The unexpected, rapid decline in commodity prices also led to lower-than-expected, third-quarter cash flow last year. In turn, this meant Canadian producers spent C$8.5 billion from July to September, compared to cash flow of C$5.7 billion, according to the Daily Oil Bulletin.

Even so, nine-month results were impressive, with producers recording net earnings of C$9.7 billion, compared to C$6.8 billion through the same period of 2000. But the second-half slowdown has put a damper on expected fourth-quarter earnings, and the stock markets have seemingly turned their collective back on most energy stocks.

A drop in stock prices, combined with the chronic weakness of the Canadian dollar, has traditionally put most publicly traded domestic producers at risk to be taken over, particularly when the industry fundamentals are otherwise fairly strong. In 2001, those factors came together and produced a number of deals worth more than C$40 billion. Of that total, American firms spent almost $37 billion.

The biggest deal of the year was Duke Energy Corp.’s pick-up of Westcoast Energy Inc. for C$12.1 billion in September. Next largest deals were Conoco Ltd.’s C$8.9-billion takeover of Gulf Canada Resources Ltd. in May, and Devon Energy Corp.’s C$7.1-billion acquisition of Anderson Exploration Ltd. in September.

○ ○ ○ ○ ○ ○ ○

_OBJECTIVE 1_:
Print the passage on Canadian oil and gas producers word for word, everything from "Even so, nine-month" down to "almost $37 billion.".
_OBJECTIVE 2_:
Continue the passage on Canadian oil and gas producers from the point where it stops.

○ ○ ○ ○ ○ ○ ○

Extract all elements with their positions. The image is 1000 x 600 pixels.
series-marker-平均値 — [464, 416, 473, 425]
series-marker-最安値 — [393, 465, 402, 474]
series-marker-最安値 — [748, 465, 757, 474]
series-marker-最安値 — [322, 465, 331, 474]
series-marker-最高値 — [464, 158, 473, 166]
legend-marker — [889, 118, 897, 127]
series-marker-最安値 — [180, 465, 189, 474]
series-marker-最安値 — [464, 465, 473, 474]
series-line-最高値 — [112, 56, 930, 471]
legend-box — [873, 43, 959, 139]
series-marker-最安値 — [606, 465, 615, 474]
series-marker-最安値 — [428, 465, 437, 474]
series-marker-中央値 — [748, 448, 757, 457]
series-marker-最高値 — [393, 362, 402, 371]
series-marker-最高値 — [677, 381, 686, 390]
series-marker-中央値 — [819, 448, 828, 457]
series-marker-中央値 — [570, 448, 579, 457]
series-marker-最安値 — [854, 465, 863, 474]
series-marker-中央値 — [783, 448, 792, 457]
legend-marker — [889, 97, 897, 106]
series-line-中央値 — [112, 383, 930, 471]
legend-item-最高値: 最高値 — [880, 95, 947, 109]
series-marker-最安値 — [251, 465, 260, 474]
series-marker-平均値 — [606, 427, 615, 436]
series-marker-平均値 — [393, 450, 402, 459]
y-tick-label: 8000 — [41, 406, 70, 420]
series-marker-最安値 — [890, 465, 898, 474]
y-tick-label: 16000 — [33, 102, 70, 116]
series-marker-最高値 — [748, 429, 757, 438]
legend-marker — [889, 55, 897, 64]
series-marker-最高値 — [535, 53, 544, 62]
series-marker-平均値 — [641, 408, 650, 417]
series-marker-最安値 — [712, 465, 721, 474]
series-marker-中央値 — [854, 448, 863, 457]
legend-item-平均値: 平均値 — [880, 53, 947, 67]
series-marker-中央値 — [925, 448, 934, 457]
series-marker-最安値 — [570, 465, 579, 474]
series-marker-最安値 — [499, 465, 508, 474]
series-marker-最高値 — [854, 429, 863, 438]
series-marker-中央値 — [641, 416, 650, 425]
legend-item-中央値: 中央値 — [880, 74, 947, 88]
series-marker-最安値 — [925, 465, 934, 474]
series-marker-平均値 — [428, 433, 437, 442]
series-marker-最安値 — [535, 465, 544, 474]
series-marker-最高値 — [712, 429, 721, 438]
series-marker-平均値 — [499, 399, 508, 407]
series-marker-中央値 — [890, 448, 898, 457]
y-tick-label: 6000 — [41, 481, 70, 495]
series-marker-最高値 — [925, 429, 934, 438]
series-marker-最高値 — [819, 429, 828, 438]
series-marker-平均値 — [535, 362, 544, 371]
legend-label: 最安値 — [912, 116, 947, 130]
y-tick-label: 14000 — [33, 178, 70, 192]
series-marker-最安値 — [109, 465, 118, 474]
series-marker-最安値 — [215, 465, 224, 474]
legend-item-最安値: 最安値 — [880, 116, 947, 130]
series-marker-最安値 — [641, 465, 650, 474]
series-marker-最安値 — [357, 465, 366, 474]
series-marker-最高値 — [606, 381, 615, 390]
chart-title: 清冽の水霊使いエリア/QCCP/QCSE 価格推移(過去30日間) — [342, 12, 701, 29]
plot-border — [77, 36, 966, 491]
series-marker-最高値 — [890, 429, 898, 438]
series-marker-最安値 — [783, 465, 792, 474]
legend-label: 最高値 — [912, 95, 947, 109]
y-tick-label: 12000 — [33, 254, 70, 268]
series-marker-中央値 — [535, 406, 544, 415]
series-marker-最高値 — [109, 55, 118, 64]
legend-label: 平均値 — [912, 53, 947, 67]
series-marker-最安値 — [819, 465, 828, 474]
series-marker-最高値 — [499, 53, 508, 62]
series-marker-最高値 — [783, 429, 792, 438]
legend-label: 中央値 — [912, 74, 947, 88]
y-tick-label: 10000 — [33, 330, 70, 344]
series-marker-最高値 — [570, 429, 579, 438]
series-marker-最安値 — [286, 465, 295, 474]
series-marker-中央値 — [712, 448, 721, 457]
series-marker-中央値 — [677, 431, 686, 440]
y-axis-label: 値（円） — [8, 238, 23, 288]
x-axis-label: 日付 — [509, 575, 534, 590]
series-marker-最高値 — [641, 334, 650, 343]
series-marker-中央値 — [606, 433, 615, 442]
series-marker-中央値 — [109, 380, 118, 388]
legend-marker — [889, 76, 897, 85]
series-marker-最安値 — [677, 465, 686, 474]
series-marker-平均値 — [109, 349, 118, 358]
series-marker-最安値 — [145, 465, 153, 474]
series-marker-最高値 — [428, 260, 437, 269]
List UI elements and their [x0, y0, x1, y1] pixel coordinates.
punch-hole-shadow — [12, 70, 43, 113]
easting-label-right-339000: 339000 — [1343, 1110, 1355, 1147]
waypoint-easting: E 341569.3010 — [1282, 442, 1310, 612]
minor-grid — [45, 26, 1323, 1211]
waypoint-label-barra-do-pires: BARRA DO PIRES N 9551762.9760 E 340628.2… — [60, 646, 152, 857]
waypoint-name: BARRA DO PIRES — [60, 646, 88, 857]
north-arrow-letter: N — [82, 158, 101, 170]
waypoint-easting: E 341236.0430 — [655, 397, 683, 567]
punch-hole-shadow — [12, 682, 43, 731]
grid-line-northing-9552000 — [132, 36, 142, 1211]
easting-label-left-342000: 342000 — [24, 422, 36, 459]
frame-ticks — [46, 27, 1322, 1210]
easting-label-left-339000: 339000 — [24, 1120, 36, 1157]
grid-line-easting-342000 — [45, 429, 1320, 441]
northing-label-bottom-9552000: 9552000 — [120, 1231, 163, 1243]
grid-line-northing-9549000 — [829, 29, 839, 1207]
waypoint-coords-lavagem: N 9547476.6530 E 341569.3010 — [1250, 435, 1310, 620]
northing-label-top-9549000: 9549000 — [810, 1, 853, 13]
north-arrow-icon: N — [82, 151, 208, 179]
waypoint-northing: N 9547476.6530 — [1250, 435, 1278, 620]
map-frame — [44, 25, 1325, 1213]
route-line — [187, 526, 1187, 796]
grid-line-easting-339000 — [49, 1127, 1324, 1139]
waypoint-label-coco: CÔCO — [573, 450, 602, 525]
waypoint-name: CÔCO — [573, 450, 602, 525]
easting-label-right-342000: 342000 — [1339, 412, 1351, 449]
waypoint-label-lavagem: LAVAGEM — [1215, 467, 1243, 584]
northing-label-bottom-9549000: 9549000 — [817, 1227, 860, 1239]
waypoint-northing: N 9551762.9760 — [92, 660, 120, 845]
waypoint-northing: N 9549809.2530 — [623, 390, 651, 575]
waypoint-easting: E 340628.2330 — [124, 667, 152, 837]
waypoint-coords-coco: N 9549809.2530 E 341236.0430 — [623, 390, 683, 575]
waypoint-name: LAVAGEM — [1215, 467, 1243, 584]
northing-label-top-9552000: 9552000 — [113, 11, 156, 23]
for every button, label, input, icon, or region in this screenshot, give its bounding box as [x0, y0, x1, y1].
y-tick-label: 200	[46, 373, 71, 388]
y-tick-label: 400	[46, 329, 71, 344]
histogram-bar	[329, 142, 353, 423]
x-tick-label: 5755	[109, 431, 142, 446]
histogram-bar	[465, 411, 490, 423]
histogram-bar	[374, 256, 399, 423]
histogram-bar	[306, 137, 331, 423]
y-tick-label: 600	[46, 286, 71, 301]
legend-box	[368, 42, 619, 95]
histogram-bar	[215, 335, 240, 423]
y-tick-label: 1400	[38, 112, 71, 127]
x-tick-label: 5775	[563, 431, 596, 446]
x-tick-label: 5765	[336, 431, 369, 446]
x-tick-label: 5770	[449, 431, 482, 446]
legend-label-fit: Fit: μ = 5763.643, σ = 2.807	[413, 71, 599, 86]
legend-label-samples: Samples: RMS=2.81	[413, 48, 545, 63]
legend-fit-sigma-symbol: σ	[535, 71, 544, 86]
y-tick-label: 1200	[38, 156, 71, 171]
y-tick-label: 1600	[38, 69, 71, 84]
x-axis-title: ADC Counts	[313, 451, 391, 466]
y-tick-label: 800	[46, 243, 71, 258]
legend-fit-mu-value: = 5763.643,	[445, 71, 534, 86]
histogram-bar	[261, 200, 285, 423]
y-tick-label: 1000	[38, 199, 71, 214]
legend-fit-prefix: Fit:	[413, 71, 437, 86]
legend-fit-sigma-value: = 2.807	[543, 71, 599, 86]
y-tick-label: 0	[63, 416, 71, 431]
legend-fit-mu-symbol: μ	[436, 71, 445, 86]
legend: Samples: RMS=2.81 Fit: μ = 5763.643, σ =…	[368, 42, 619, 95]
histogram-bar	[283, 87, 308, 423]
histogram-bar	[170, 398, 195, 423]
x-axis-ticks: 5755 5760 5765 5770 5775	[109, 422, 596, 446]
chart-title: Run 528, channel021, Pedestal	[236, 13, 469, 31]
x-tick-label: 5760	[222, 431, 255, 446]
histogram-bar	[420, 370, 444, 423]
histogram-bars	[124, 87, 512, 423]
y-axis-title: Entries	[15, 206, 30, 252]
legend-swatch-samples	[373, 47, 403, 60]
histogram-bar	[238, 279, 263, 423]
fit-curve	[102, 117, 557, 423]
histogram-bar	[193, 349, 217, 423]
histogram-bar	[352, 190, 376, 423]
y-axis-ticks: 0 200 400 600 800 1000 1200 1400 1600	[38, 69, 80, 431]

○ ○ ○ ○ ○ ○ ○

_RESULT 1_:
Even so, nine-month results were impressive, with producers recording net earnings of C$9.7 billion, compared to C$6.8 billion through the same period of 2000. But the second-half slowdown has put a damper on expected fourth-quarter earnings, and the stock markets have seemingly turned their collective back on most energy stocks.

A drop in stock prices, combined with the chronic weakness of the Canadian dollar, has traditionally put most publicly traded domestic producers at risk to be taken over, particularly when the industry fundamentals are otherwise fairly strong. In 2001, those factors came together and produced a number of deals worth more than C$40 billion. Of that total, American firms spent almost $37 billion.

_RESULT 2_:
Other notable takeovers in 2001 include:

  • Canadian Hunter Exploration Ltd., absorbed by Burlington Resources Inc. for $3.4 billion last October
  • Encal Energy Ltd., bought by Calpine Corp. for $1.8 billion in February 2001
  • Berkley Petroleum Ltd., acquired by Anadarko Petroleum Corp. for $1.5 billion in February 2001
  • Chieftain International Inc., swallowed by Hunt Oil Co. for $891 million last June.

There were a number of companies that generated considerable takeover talk and speculation, but no deals. These included Petro-Canada, in which the federal government was rumored to be interested in selling its 18 % stake, and Talisman Energy Inc., which was reportedly set to divest its controversial assets in Sudan. In addition, just before press time, PanCanadian Petroleum and Alberta Energy confirmed rumors that they were in merger talks.

As is the norm, there were also some American companies that reduced their Canadian portfolios. KeySpan Corp. announced plans to sell non-core assets, including an unloading of its Canadian natural gas processing division sometime this year. USX Marathon Group sold a number of heavy oil properties in Alberta and Saskatchewan – to better focus on its Canadian natural gas assets – and incurred a one-time, C$126-million after-tax loss related to the sale. Anadarko also booked a US$464-million, after-tax ceiling-test write-down of its Canadian assets, due to lower natural gas prices and very high, heavy oil differentials at the end of the third quarter.

Perhaps reflecting the uncertainty of the times, industry analysts are reticent to commit too fully to any forecast of activity this year, although most seem to agree that the outlook will improve as time passes, not worsen. Yet, all of the cautiousness and uncertainty are belied by the astounding number of wells drilled in 2001, and the forecasts for activity this year.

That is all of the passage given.